Records about charts and figures:
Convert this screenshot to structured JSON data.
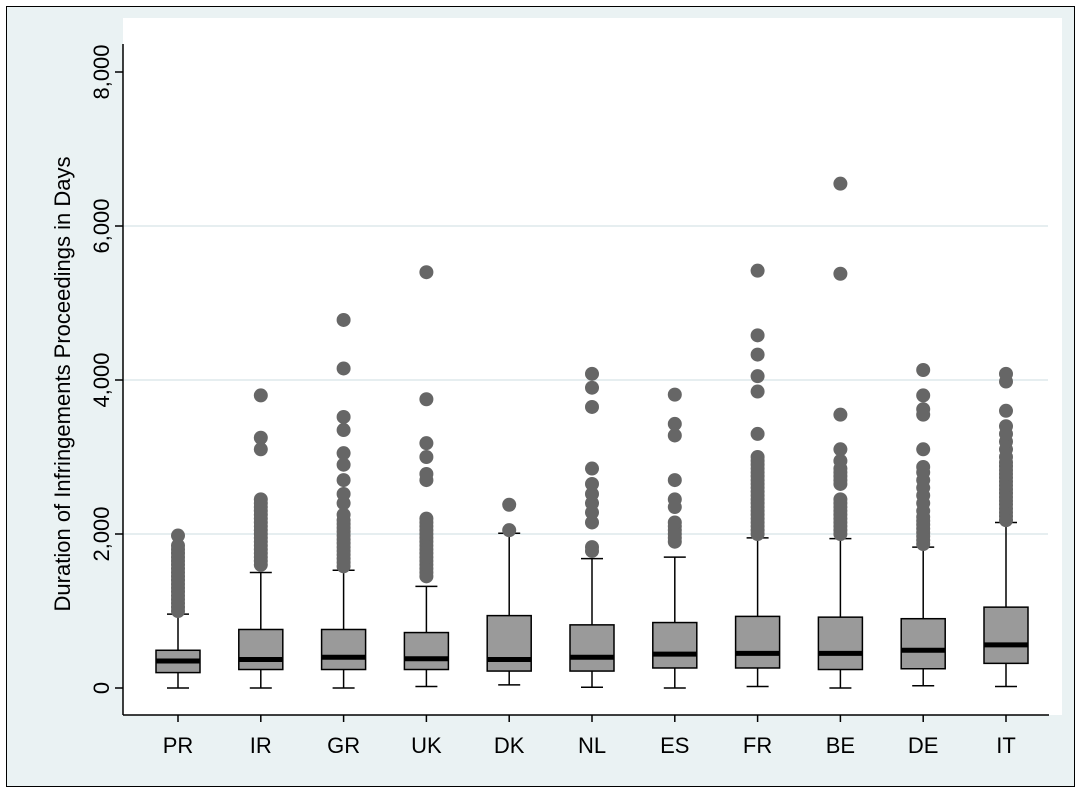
{
  "chart_data": {
    "type": "boxplot",
    "ylabel": "Duration of Infringements Proceedings in Days",
    "xlabel": "",
    "ylim": [
      0,
      8000
    ],
    "yticks": [
      0,
      2000,
      4000,
      6000,
      8000
    ],
    "ytick_labels": [
      "0",
      "2,000",
      "4,000",
      "6,000",
      "8,000"
    ],
    "grid": "horizontal",
    "colors": {
      "box_fill": "#9a9a9a",
      "outlier": "#666666",
      "median": "#000000",
      "plot_bg": "#ffffff",
      "frame_bg": "#eaf2f3",
      "grid": "#e6eef0"
    },
    "categories": [
      "PR",
      "IR",
      "GR",
      "UK",
      "DK",
      "NL",
      "ES",
      "FR",
      "BE",
      "DE",
      "IT"
    ],
    "boxes": [
      {
        "name": "PR",
        "whisker_low": 0,
        "q1": 200,
        "median": 350,
        "q3": 490,
        "whisker_high": 960,
        "outliers": [
          1000,
          1050,
          1100,
          1150,
          1200,
          1250,
          1300,
          1350,
          1400,
          1450,
          1500,
          1550,
          1600,
          1650,
          1700,
          1750,
          1800,
          1850,
          1980
        ]
      },
      {
        "name": "IR",
        "whisker_low": 0,
        "q1": 240,
        "median": 370,
        "q3": 760,
        "whisker_high": 1500,
        "outliers": [
          1600,
          1650,
          1700,
          1750,
          1800,
          1850,
          1900,
          1950,
          2000,
          2050,
          2100,
          2150,
          2200,
          2250,
          2300,
          2350,
          2400,
          2450,
          3100,
          3250,
          3800
        ]
      },
      {
        "name": "GR",
        "whisker_low": 0,
        "q1": 240,
        "median": 400,
        "q3": 760,
        "whisker_high": 1530,
        "outliers": [
          1580,
          1630,
          1680,
          1730,
          1780,
          1830,
          1880,
          1930,
          1980,
          2030,
          2080,
          2130,
          2180,
          2250,
          2400,
          2520,
          2700,
          2900,
          3050,
          3350,
          3520,
          4150,
          4780
        ]
      },
      {
        "name": "UK",
        "whisker_low": 20,
        "q1": 240,
        "median": 380,
        "q3": 720,
        "whisker_high": 1320,
        "outliers": [
          1450,
          1500,
          1550,
          1600,
          1650,
          1700,
          1750,
          1800,
          1850,
          1900,
          1950,
          2000,
          2050,
          2100,
          2150,
          2200,
          2700,
          2780,
          3000,
          3180,
          3750,
          5400
        ]
      },
      {
        "name": "DK",
        "whisker_low": 40,
        "q1": 220,
        "median": 370,
        "q3": 940,
        "whisker_high": 2010,
        "outliers": [
          2050,
          2380
        ]
      },
      {
        "name": "NL",
        "whisker_low": 10,
        "q1": 220,
        "median": 400,
        "q3": 820,
        "whisker_high": 1680,
        "outliers": [
          1780,
          1830,
          2150,
          2280,
          2400,
          2520,
          2650,
          2850,
          3650,
          3900,
          4080
        ]
      },
      {
        "name": "ES",
        "whisker_low": 0,
        "q1": 260,
        "median": 440,
        "q3": 850,
        "whisker_high": 1700,
        "outliers": [
          1900,
          1950,
          2000,
          2050,
          2100,
          2150,
          2350,
          2450,
          2700,
          3280,
          3430,
          3810
        ]
      },
      {
        "name": "FR",
        "whisker_low": 20,
        "q1": 260,
        "median": 450,
        "q3": 930,
        "whisker_high": 1950,
        "outliers": [
          2000,
          2050,
          2100,
          2150,
          2200,
          2250,
          2300,
          2350,
          2400,
          2450,
          2500,
          2550,
          2600,
          2650,
          2700,
          2750,
          2800,
          2850,
          2900,
          2950,
          3000,
          3300,
          3850,
          4050,
          4330,
          4580,
          5420
        ]
      },
      {
        "name": "BE",
        "whisker_low": 0,
        "q1": 240,
        "median": 450,
        "q3": 920,
        "whisker_high": 1940,
        "outliers": [
          2000,
          2050,
          2100,
          2150,
          2200,
          2250,
          2300,
          2350,
          2400,
          2450,
          2650,
          2700,
          2750,
          2800,
          2850,
          2950,
          3100,
          3550,
          5380,
          6550
        ]
      },
      {
        "name": "DE",
        "whisker_low": 30,
        "q1": 250,
        "median": 490,
        "q3": 900,
        "whisker_high": 1830,
        "outliers": [
          1870,
          1920,
          1970,
          2020,
          2070,
          2120,
          2170,
          2220,
          2300,
          2400,
          2500,
          2600,
          2700,
          2800,
          2870,
          3100,
          3550,
          3620,
          3800,
          4130
        ]
      },
      {
        "name": "IT",
        "whisker_low": 20,
        "q1": 320,
        "median": 560,
        "q3": 1050,
        "whisker_high": 2150,
        "outliers": [
          2180,
          2230,
          2280,
          2330,
          2380,
          2430,
          2480,
          2530,
          2580,
          2630,
          2680,
          2730,
          2780,
          2830,
          2880,
          2930,
          3000,
          3100,
          3200,
          3300,
          3400,
          3600,
          3980,
          4080
        ]
      }
    ]
  }
}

* [Directions]
Set each line of the records down exactly, leaving every picture out.

* [Final result]
Convert this screenshot to structured JSON data.
{
  "chart_data": {
    "type": "boxplot",
    "ylabel": "Duration of Infringements Proceedings in Days",
    "xlabel": "",
    "ylim": [
      0,
      8000
    ],
    "yticks": [
      0,
      2000,
      4000,
      6000,
      8000
    ],
    "ytick_labels": [
      "0",
      "2,000",
      "4,000",
      "6,000",
      "8,000"
    ],
    "grid": "horizontal",
    "colors": {
      "box_fill": "#9a9a9a",
      "outlier": "#666666",
      "median": "#000000",
      "plot_bg": "#ffffff",
      "frame_bg": "#eaf2f3",
      "grid": "#e6eef0"
    },
    "categories": [
      "PR",
      "IR",
      "GR",
      "UK",
      "DK",
      "NL",
      "ES",
      "FR",
      "BE",
      "DE",
      "IT"
    ],
    "boxes": [
      {
        "name": "PR",
        "whisker_low": 0,
        "q1": 200,
        "median": 350,
        "q3": 490,
        "whisker_high": 960,
        "outliers": [
          1000,
          1050,
          1100,
          1150,
          1200,
          1250,
          1300,
          1350,
          1400,
          1450,
          1500,
          1550,
          1600,
          1650,
          1700,
          1750,
          1800,
          1850,
          1980
        ]
      },
      {
        "name": "IR",
        "whisker_low": 0,
        "q1": 240,
        "median": 370,
        "q3": 760,
        "whisker_high": 1500,
        "outliers": [
          1600,
          1650,
          1700,
          1750,
          1800,
          1850,
          1900,
          1950,
          2000,
          2050,
          2100,
          2150,
          2200,
          2250,
          2300,
          2350,
          2400,
          2450,
          3100,
          3250,
          3800
        ]
      },
      {
        "name": "GR",
        "whisker_low": 0,
        "q1": 240,
        "median": 400,
        "q3": 760,
        "whisker_high": 1530,
        "outliers": [
          1580,
          1630,
          1680,
          1730,
          1780,
          1830,
          1880,
          1930,
          1980,
          2030,
          2080,
          2130,
          2180,
          2250,
          2400,
          2520,
          2700,
          2900,
          3050,
          3350,
          3520,
          4150,
          4780
        ]
      },
      {
        "name": "UK",
        "whisker_low": 20,
        "q1": 240,
        "median": 380,
        "q3": 720,
        "whisker_high": 1320,
        "outliers": [
          1450,
          1500,
          1550,
          1600,
          1650,
          1700,
          1750,
          1800,
          1850,
          1900,
          1950,
          2000,
          2050,
          2100,
          2150,
          2200,
          2700,
          2780,
          3000,
          3180,
          3750,
          5400
        ]
      },
      {
        "name": "DK",
        "whisker_low": 40,
        "q1": 220,
        "median": 370,
        "q3": 940,
        "whisker_high": 2010,
        "outliers": [
          2050,
          2380
        ]
      },
      {
        "name": "NL",
        "whisker_low": 10,
        "q1": 220,
        "median": 400,
        "q3": 820,
        "whisker_high": 1680,
        "outliers": [
          1780,
          1830,
          2150,
          2280,
          2400,
          2520,
          2650,
          2850,
          3650,
          3900,
          4080
        ]
      },
      {
        "name": "ES",
        "whisker_low": 0,
        "q1": 260,
        "median": 440,
        "q3": 850,
        "whisker_high": 1700,
        "outliers": [
          1900,
          1950,
          2000,
          2050,
          2100,
          2150,
          2350,
          2450,
          2700,
          3280,
          3430,
          3810
        ]
      },
      {
        "name": "FR",
        "whisker_low": 20,
        "q1": 260,
        "median": 450,
        "q3": 930,
        "whisker_high": 1950,
        "outliers": [
          2000,
          2050,
          2100,
          2150,
          2200,
          2250,
          2300,
          2350,
          2400,
          2450,
          2500,
          2550,
          2600,
          2650,
          2700,
          2750,
          2800,
          2850,
          2900,
          2950,
          3000,
          3300,
          3850,
          4050,
          4330,
          4580,
          5420
        ]
      },
      {
        "name": "BE",
        "whisker_low": 0,
        "q1": 240,
        "median": 450,
        "q3": 920,
        "whisker_high": 1940,
        "outliers": [
          2000,
          2050,
          2100,
          2150,
          2200,
          2250,
          2300,
          2350,
          2400,
          2450,
          2650,
          2700,
          2750,
          2800,
          2850,
          2950,
          3100,
          3550,
          5380,
          6550
        ]
      },
      {
        "name": "DE",
        "whisker_low": 30,
        "q1": 250,
        "median": 490,
        "q3": 900,
        "whisker_high": 1830,
        "outliers": [
          1870,
          1920,
          1970,
          2020,
          2070,
          2120,
          2170,
          2220,
          2300,
          2400,
          2500,
          2600,
          2700,
          2800,
          2870,
          3100,
          3550,
          3620,
          3800,
          4130
        ]
      },
      {
        "name": "IT",
        "whisker_low": 20,
        "q1": 320,
        "median": 560,
        "q3": 1050,
        "whisker_high": 2150,
        "outliers": [
          2180,
          2230,
          2280,
          2330,
          2380,
          2430,
          2480,
          2530,
          2580,
          2630,
          2680,
          2730,
          2780,
          2830,
          2880,
          2930,
          3000,
          3100,
          3200,
          3300,
          3400,
          3600,
          3980,
          4080
        ]
      }
    ]
  }
}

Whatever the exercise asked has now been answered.